--- Begin Material supplied ---

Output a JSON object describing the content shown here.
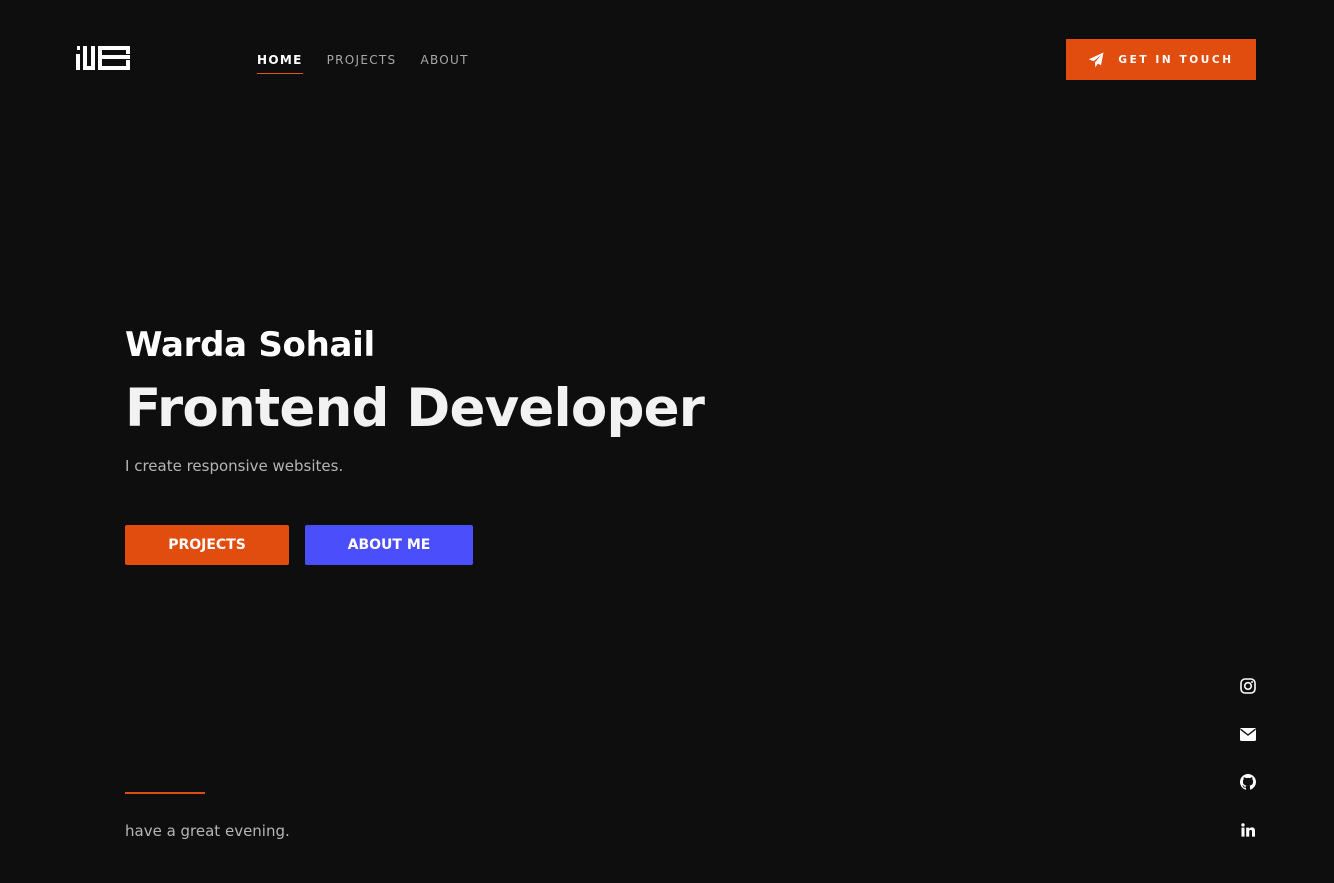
{
  "header": {
    "nav": [
      {
        "label": "HOME",
        "active": true
      },
      {
        "label": "PROJECTS",
        "active": false
      },
      {
        "label": "ABOUT",
        "active": false
      }
    ],
    "cta_label": "GET IN TOUCH",
    "cta_icon": "paper-plane-icon"
  },
  "hero": {
    "name": "Warda Sohail",
    "role": "Frontend Developer",
    "tagline": "I create responsive websites.",
    "buttons": {
      "projects": "PROJECTS",
      "about": "ABOUT ME"
    }
  },
  "footer": {
    "greeting": "have a great evening."
  },
  "social": [
    {
      "icon": "instagram-icon"
    },
    {
      "icon": "email-icon"
    },
    {
      "icon": "github-icon"
    },
    {
      "icon": "linkedin-icon"
    }
  ],
  "colors": {
    "background": "#0e0e0f",
    "accent_orange": "#e14d0e",
    "accent_blue": "#4b4ffb",
    "muted_text": "#b5b5b5"
  }
}
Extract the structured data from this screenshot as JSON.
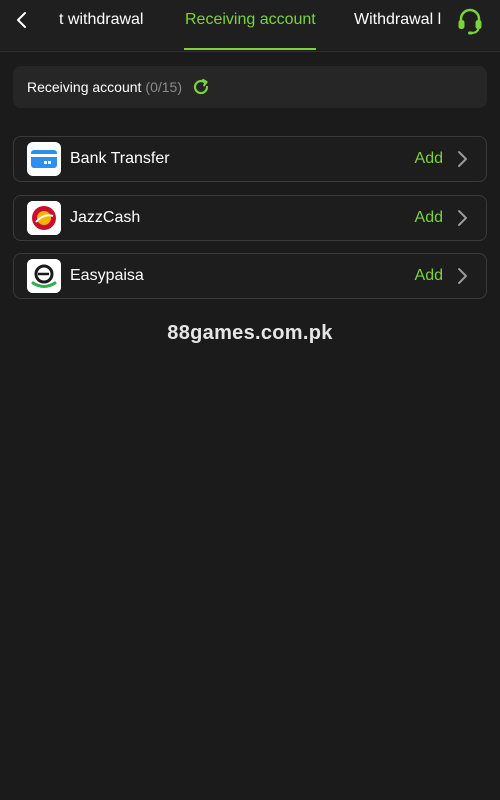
{
  "tabs": {
    "left": "t withdrawal",
    "active": "Receiving account",
    "right": "Withdrawal l"
  },
  "header": {
    "title": "Receiving account",
    "count": "(0/15)"
  },
  "methods": [
    {
      "label": "Bank Transfer",
      "action": "Add",
      "icon": "bank-card-icon"
    },
    {
      "label": "JazzCash",
      "action": "Add",
      "icon": "jazzcash-logo"
    },
    {
      "label": "Easypaisa",
      "action": "Add",
      "icon": "easypaisa-logo"
    }
  ],
  "watermark": "88games.com.pk",
  "colors": {
    "accent": "#7bd33b",
    "background": "#1b1b1b",
    "card": "#262626"
  }
}
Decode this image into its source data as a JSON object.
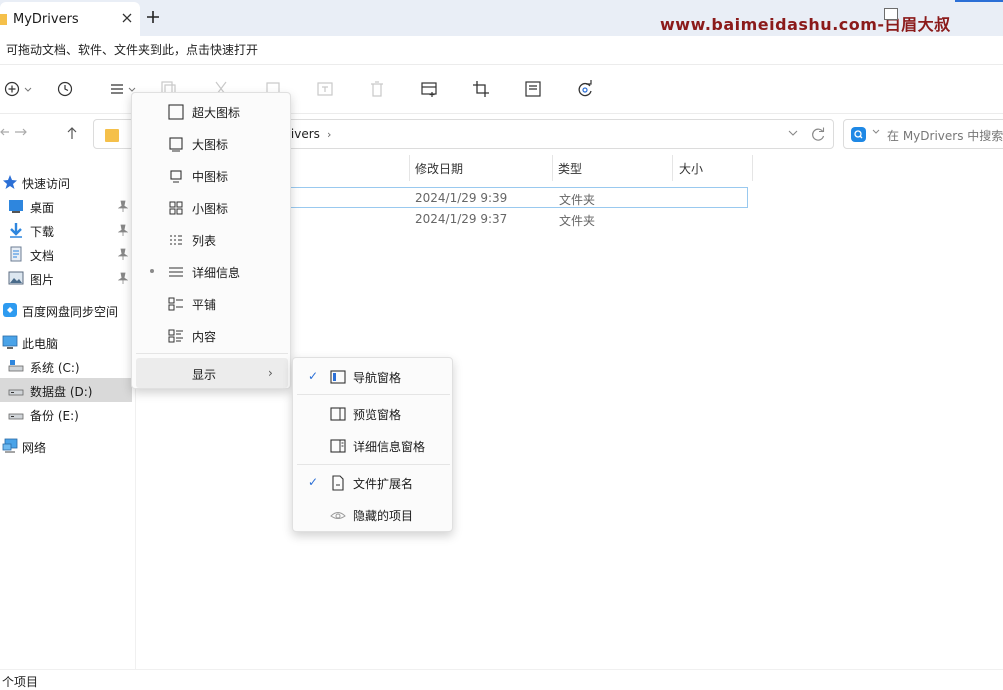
{
  "tab": {
    "title": "MyDrivers"
  },
  "watermark": "www.baimeidashu.com-白眉大叔",
  "hint": "可拖动文档、软件、文件夹到此，点击快速打开",
  "address": {
    "path_tail": "rivers",
    "separator": "›"
  },
  "search": {
    "placeholder": "在 MyDrivers 中搜索"
  },
  "nav": {
    "quick_access": "快速访问",
    "desktop": "桌面",
    "downloads": "下载",
    "documents": "文档",
    "pictures": "图片",
    "baidu": "百度网盘同步空间",
    "this_pc": "此电脑",
    "system_drive": "系统 (C:)",
    "data_drive": "数据盘 (D:)",
    "backup_drive": "备份 (E:)",
    "network": "网络"
  },
  "columns": {
    "modified": "修改日期",
    "type": "类型",
    "size": "大小"
  },
  "rows": [
    {
      "modified": "2024/1/29 9:39",
      "type": "文件夹"
    },
    {
      "modified": "2024/1/29 9:37",
      "type": "文件夹"
    }
  ],
  "status": "个项目",
  "view_menu": {
    "extra_large": "超大图标",
    "large": "大图标",
    "medium": "中图标",
    "small": "小图标",
    "list": "列表",
    "details": "详细信息",
    "tiles": "平铺",
    "content": "内容",
    "show": "显示",
    "selected": "详细信息"
  },
  "show_menu": {
    "nav_pane": "导航窗格",
    "preview_pane": "预览窗格",
    "details_pane": "详细信息窗格",
    "extensions": "文件扩展名",
    "hidden_items": "隐藏的项目",
    "checked": [
      "导航窗格",
      "文件扩展名"
    ]
  },
  "colors": {
    "accent": "#2b6fd6",
    "folder": "#f5c04a",
    "watermark": "#8b1a1a"
  }
}
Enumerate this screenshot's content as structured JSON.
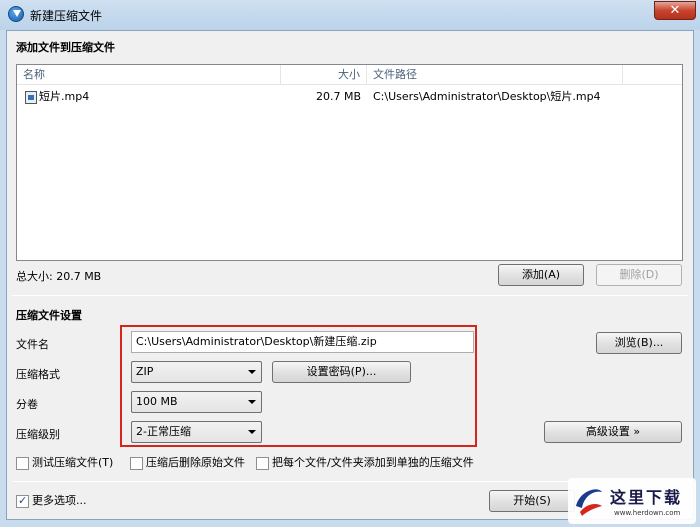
{
  "window": {
    "title": "新建压缩文件",
    "close_symbol": "✕"
  },
  "add_section": {
    "title": "添加文件到压缩文件",
    "columns": [
      "名称",
      "大小",
      "文件路径"
    ],
    "files": [
      {
        "name": "短片.mp4",
        "size": "20.7 MB",
        "path": "C:\\Users\\Administrator\\Desktop\\短片.mp4",
        "icon": "video-file-icon"
      }
    ],
    "total_size": "总大小: 20.7 MB",
    "add_button": "添加(A)",
    "delete_button": "删除(D)"
  },
  "settings": {
    "title": "压缩文件设置",
    "filename_label": "文件名",
    "filename_value": "C:\\Users\\Administrator\\Desktop\\新建压缩.zip",
    "browse_button": "浏览(B)...",
    "format_label": "压缩格式",
    "format_value": "ZIP",
    "password_button": "设置密码(P)...",
    "volume_label": "分卷",
    "volume_value": "100 MB",
    "level_label": "压缩级别",
    "level_value": "2-正常压缩",
    "advanced_button": "高级设置 »",
    "options": [
      {
        "label": "测试压缩文件(T)",
        "checked": false
      },
      {
        "label": "压缩后删除原始文件",
        "checked": false
      },
      {
        "label": "把每个文件/文件夹添加到单独的压缩文件",
        "checked": false
      }
    ]
  },
  "footer": {
    "more_options": "更多选项...",
    "more_options_checked": true,
    "start_button": "开始(S)"
  },
  "watermark": {
    "text": "这里下载",
    "url": "www.herdown.com"
  },
  "colors": {
    "highlight": "#d6251d",
    "titlebar": "#bcd3ea",
    "client_bg": "#f0f0f0"
  }
}
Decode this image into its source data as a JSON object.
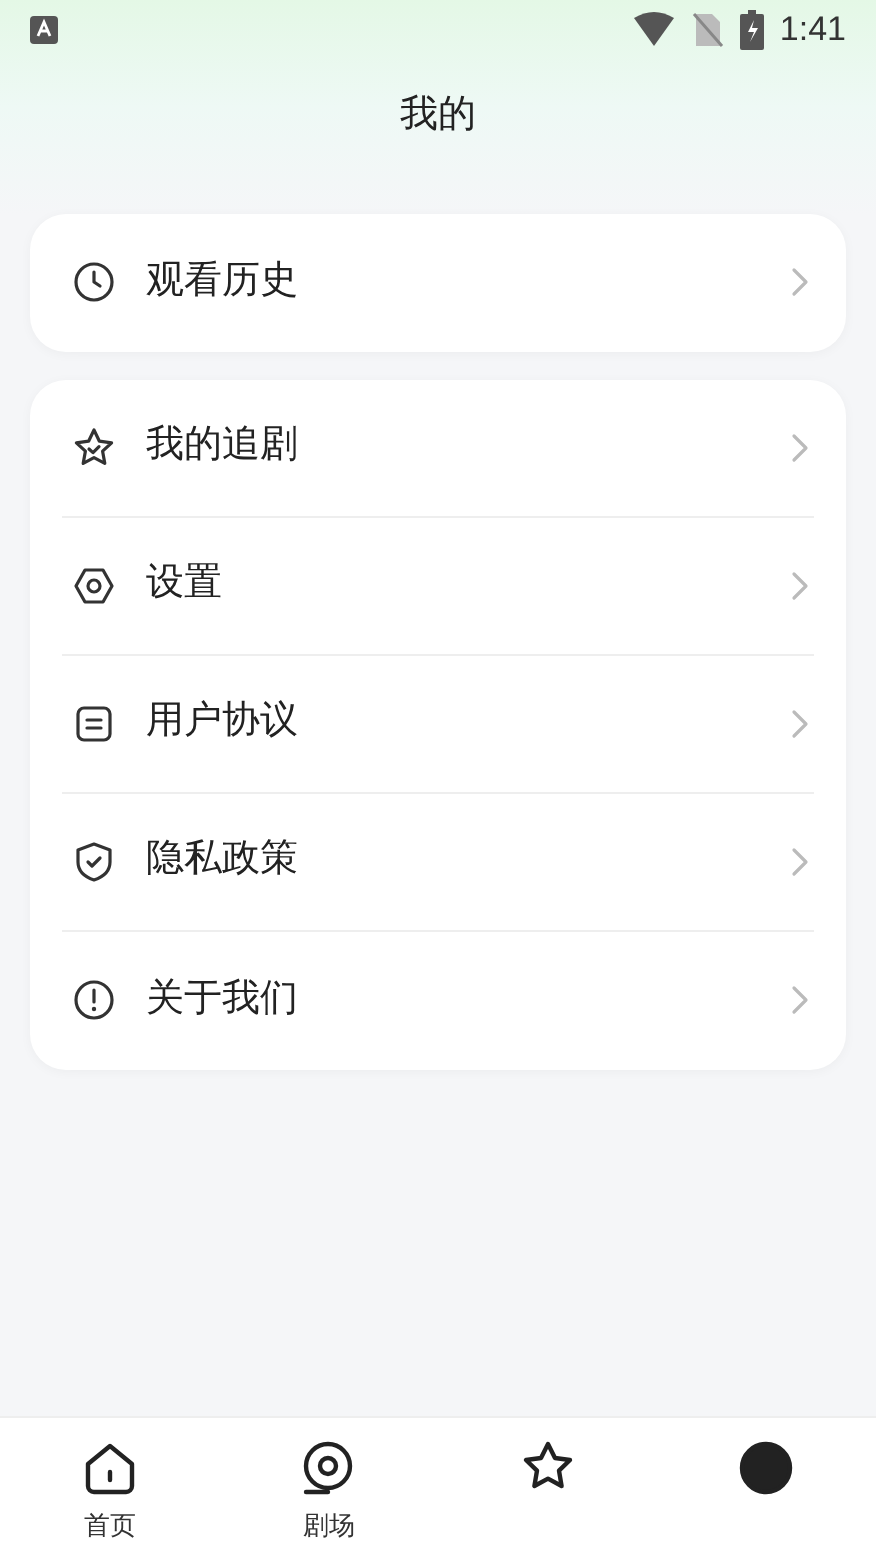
{
  "status_bar": {
    "time": "1:41"
  },
  "header": {
    "title": "我的"
  },
  "groups": [
    {
      "items": [
        {
          "kind": "history",
          "label": "观看历史"
        }
      ]
    },
    {
      "items": [
        {
          "kind": "follow",
          "label": "我的追剧"
        },
        {
          "kind": "settings",
          "label": "设置"
        },
        {
          "kind": "agreement",
          "label": "用户协议"
        },
        {
          "kind": "privacy",
          "label": "隐私政策"
        },
        {
          "kind": "about",
          "label": "关于我们"
        }
      ]
    }
  ],
  "tab_bar": [
    {
      "kind": "home",
      "label": "首页",
      "selected": false
    },
    {
      "kind": "theater",
      "label": "剧场",
      "selected": false
    },
    {
      "kind": "star",
      "selected": false
    },
    {
      "kind": "profile",
      "selected": true
    }
  ]
}
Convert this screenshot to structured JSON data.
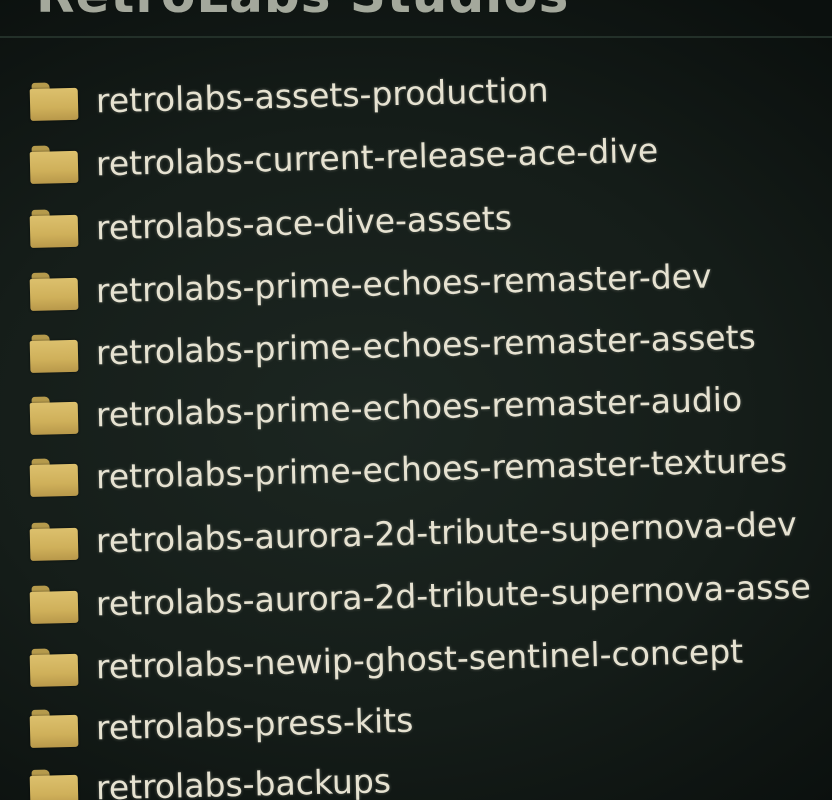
{
  "header": {
    "title": "RetroLabs Studios"
  },
  "folders": [
    {
      "name": "retrolabs-assets-production",
      "icon": "folder-icon"
    },
    {
      "name": "retrolabs-current-release-ace-dive",
      "icon": "folder-icon"
    },
    {
      "name": "retrolabs-ace-dive-assets",
      "icon": "folder-icon"
    },
    {
      "name": "retrolabs-prime-echoes-remaster-dev",
      "icon": "folder-icon"
    },
    {
      "name": "retrolabs-prime-echoes-remaster-assets",
      "icon": "folder-icon"
    },
    {
      "name": "retrolabs-prime-echoes-remaster-audio",
      "icon": "folder-icon"
    },
    {
      "name": "retrolabs-prime-echoes-remaster-textures",
      "icon": "folder-icon"
    },
    {
      "name": "retrolabs-aurora-2d-tribute-supernova-dev",
      "icon": "folder-icon"
    },
    {
      "name": "retrolabs-aurora-2d-tribute-supernova-asse",
      "icon": "folder-icon"
    },
    {
      "name": "retrolabs-newip-ghost-sentinel-concept",
      "icon": "folder-icon"
    },
    {
      "name": "retrolabs-press-kits",
      "icon": "folder-icon"
    },
    {
      "name": "retrolabs-backups",
      "icon": "folder-icon"
    }
  ],
  "colors": {
    "folder": "#d4b45f",
    "text": "#e6e2d1",
    "background": "#151d19"
  }
}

--- End Material supplied ---

What the exercise asks:
Except for the pictures, print the data above exactly.

The result:
Output a JSON object describing the content shown here.
{
  "header": {
    "nav": [
      {
        "label": "HOME",
        "active": true
      },
      {
        "label": "PROJECTS",
        "active": false
      },
      {
        "label": "ABOUT",
        "active": false
      }
    ],
    "cta_label": "GET IN TOUCH",
    "cta_icon": "paper-plane-icon"
  },
  "hero": {
    "name": "Warda Sohail",
    "role": "Frontend Developer",
    "tagline": "I create responsive websites.",
    "buttons": {
      "projects": "PROJECTS",
      "about": "ABOUT ME"
    }
  },
  "footer": {
    "greeting": "have a great evening."
  },
  "social": [
    {
      "icon": "instagram-icon"
    },
    {
      "icon": "email-icon"
    },
    {
      "icon": "github-icon"
    },
    {
      "icon": "linkedin-icon"
    }
  ],
  "colors": {
    "background": "#0e0e0f",
    "accent_orange": "#e14d0e",
    "accent_blue": "#4b4ffb",
    "muted_text": "#b5b5b5"
  }
}
Extract the structured data from this screenshot as JSON.
{
  "tabs": {
    "left": "t withdrawal",
    "active": "Receiving account",
    "right": "Withdrawal l"
  },
  "header": {
    "title": "Receiving account",
    "count": "(0/15)"
  },
  "methods": [
    {
      "label": "Bank Transfer",
      "action": "Add",
      "icon": "bank-card-icon"
    },
    {
      "label": "JazzCash",
      "action": "Add",
      "icon": "jazzcash-logo"
    },
    {
      "label": "Easypaisa",
      "action": "Add",
      "icon": "easypaisa-logo"
    }
  ],
  "watermark": "88games.com.pk",
  "colors": {
    "accent": "#7bd33b",
    "background": "#1b1b1b",
    "card": "#262626"
  }
}
Decode this image into its source data as a JSON object.
{
  "tab": {
    "title": "MyDrivers"
  },
  "watermark": "www.baimeidashu.com-白眉大叔",
  "hint": "可拖动文档、软件、文件夹到此，点击快速打开",
  "address": {
    "path_tail": "rivers",
    "separator": "›"
  },
  "search": {
    "placeholder": "在 MyDrivers 中搜索"
  },
  "nav": {
    "quick_access": "快速访问",
    "desktop": "桌面",
    "downloads": "下载",
    "documents": "文档",
    "pictures": "图片",
    "baidu": "百度网盘同步空间",
    "this_pc": "此电脑",
    "system_drive": "系统 (C:)",
    "data_drive": "数据盘 (D:)",
    "backup_drive": "备份 (E:)",
    "network": "网络"
  },
  "columns": {
    "modified": "修改日期",
    "type": "类型",
    "size": "大小"
  },
  "rows": [
    {
      "modified": "2024/1/29 9:39",
      "type": "文件夹"
    },
    {
      "modified": "2024/1/29 9:37",
      "type": "文件夹"
    }
  ],
  "status": "个项目",
  "view_menu": {
    "extra_large": "超大图标",
    "large": "大图标",
    "medium": "中图标",
    "small": "小图标",
    "list": "列表",
    "details": "详细信息",
    "tiles": "平铺",
    "content": "内容",
    "show": "显示",
    "selected": "详细信息"
  },
  "show_menu": {
    "nav_pane": "导航窗格",
    "preview_pane": "预览窗格",
    "details_pane": "详细信息窗格",
    "extensions": "文件扩展名",
    "hidden_items": "隐藏的项目",
    "checked": [
      "导航窗格",
      "文件扩展名"
    ]
  },
  "colors": {
    "accent": "#2b6fd6",
    "folder": "#f5c04a",
    "watermark": "#8b1a1a"
  }
}
Enumerate this screenshot's content as structured JSON.
{
  "window": {
    "title": "新建压缩文件",
    "close_symbol": "✕"
  },
  "add_section": {
    "title": "添加文件到压缩文件",
    "columns": [
      "名称",
      "大小",
      "文件路径"
    ],
    "files": [
      {
        "name": "短片.mp4",
        "size": "20.7 MB",
        "path": "C:\\Users\\Administrator\\Desktop\\短片.mp4",
        "icon": "video-file-icon"
      }
    ],
    "total_size": "总大小: 20.7 MB",
    "add_button": "添加(A)",
    "delete_button": "删除(D)"
  },
  "settings": {
    "title": "压缩文件设置",
    "filename_label": "文件名",
    "filename_value": "C:\\Users\\Administrator\\Desktop\\新建压缩.zip",
    "browse_button": "浏览(B)...",
    "format_label": "压缩格式",
    "format_value": "ZIP",
    "password_button": "设置密码(P)...",
    "volume_label": "分卷",
    "volume_value": "100 MB",
    "level_label": "压缩级别",
    "level_value": "2-正常压缩",
    "advanced_button": "高级设置 »",
    "options": [
      {
        "label": "测试压缩文件(T)",
        "checked": false
      },
      {
        "label": "压缩后删除原始文件",
        "checked": false
      },
      {
        "label": "把每个文件/文件夹添加到单独的压缩文件",
        "checked": false
      }
    ]
  },
  "footer": {
    "more_options": "更多选项...",
    "more_options_checked": true,
    "start_button": "开始(S)"
  },
  "watermark": {
    "text": "这里下载",
    "url": "www.herdown.com"
  },
  "colors": {
    "highlight": "#d6251d",
    "titlebar": "#bcd3ea",
    "client_bg": "#f0f0f0"
  }
}
Decode this image into its source data as a JSON object.
{
  "status_bar": {
    "time": "1:41"
  },
  "header": {
    "title": "我的"
  },
  "groups": [
    {
      "items": [
        {
          "kind": "history",
          "label": "观看历史"
        }
      ]
    },
    {
      "items": [
        {
          "kind": "follow",
          "label": "我的追剧"
        },
        {
          "kind": "settings",
          "label": "设置"
        },
        {
          "kind": "agreement",
          "label": "用户协议"
        },
        {
          "kind": "privacy",
          "label": "隐私政策"
        },
        {
          "kind": "about",
          "label": "关于我们"
        }
      ]
    }
  ],
  "tab_bar": [
    {
      "kind": "home",
      "label": "首页",
      "selected": false
    },
    {
      "kind": "theater",
      "label": "剧场",
      "selected": false
    },
    {
      "kind": "star",
      "selected": false
    },
    {
      "kind": "profile",
      "selected": true
    }
  ]
}
Convert this screenshot to structured JSON data.
{
  "header": {
    "title": "RetroLabs Studios"
  },
  "folders": [
    {
      "name": "retrolabs-assets-production",
      "icon": "folder-icon"
    },
    {
      "name": "retrolabs-current-release-ace-dive",
      "icon": "folder-icon"
    },
    {
      "name": "retrolabs-ace-dive-assets",
      "icon": "folder-icon"
    },
    {
      "name": "retrolabs-prime-echoes-remaster-dev",
      "icon": "folder-icon"
    },
    {
      "name": "retrolabs-prime-echoes-remaster-assets",
      "icon": "folder-icon"
    },
    {
      "name": "retrolabs-prime-echoes-remaster-audio",
      "icon": "folder-icon"
    },
    {
      "name": "retrolabs-prime-echoes-remaster-textures",
      "icon": "folder-icon"
    },
    {
      "name": "retrolabs-aurora-2d-tribute-supernova-dev",
      "icon": "folder-icon"
    },
    {
      "name": "retrolabs-aurora-2d-tribute-supernova-asse",
      "icon": "folder-icon"
    },
    {
      "name": "retrolabs-newip-ghost-sentinel-concept",
      "icon": "folder-icon"
    },
    {
      "name": "retrolabs-press-kits",
      "icon": "folder-icon"
    },
    {
      "name": "retrolabs-backups",
      "icon": "folder-icon"
    }
  ],
  "colors": {
    "folder": "#d4b45f",
    "text": "#e6e2d1",
    "background": "#151d19"
  }
}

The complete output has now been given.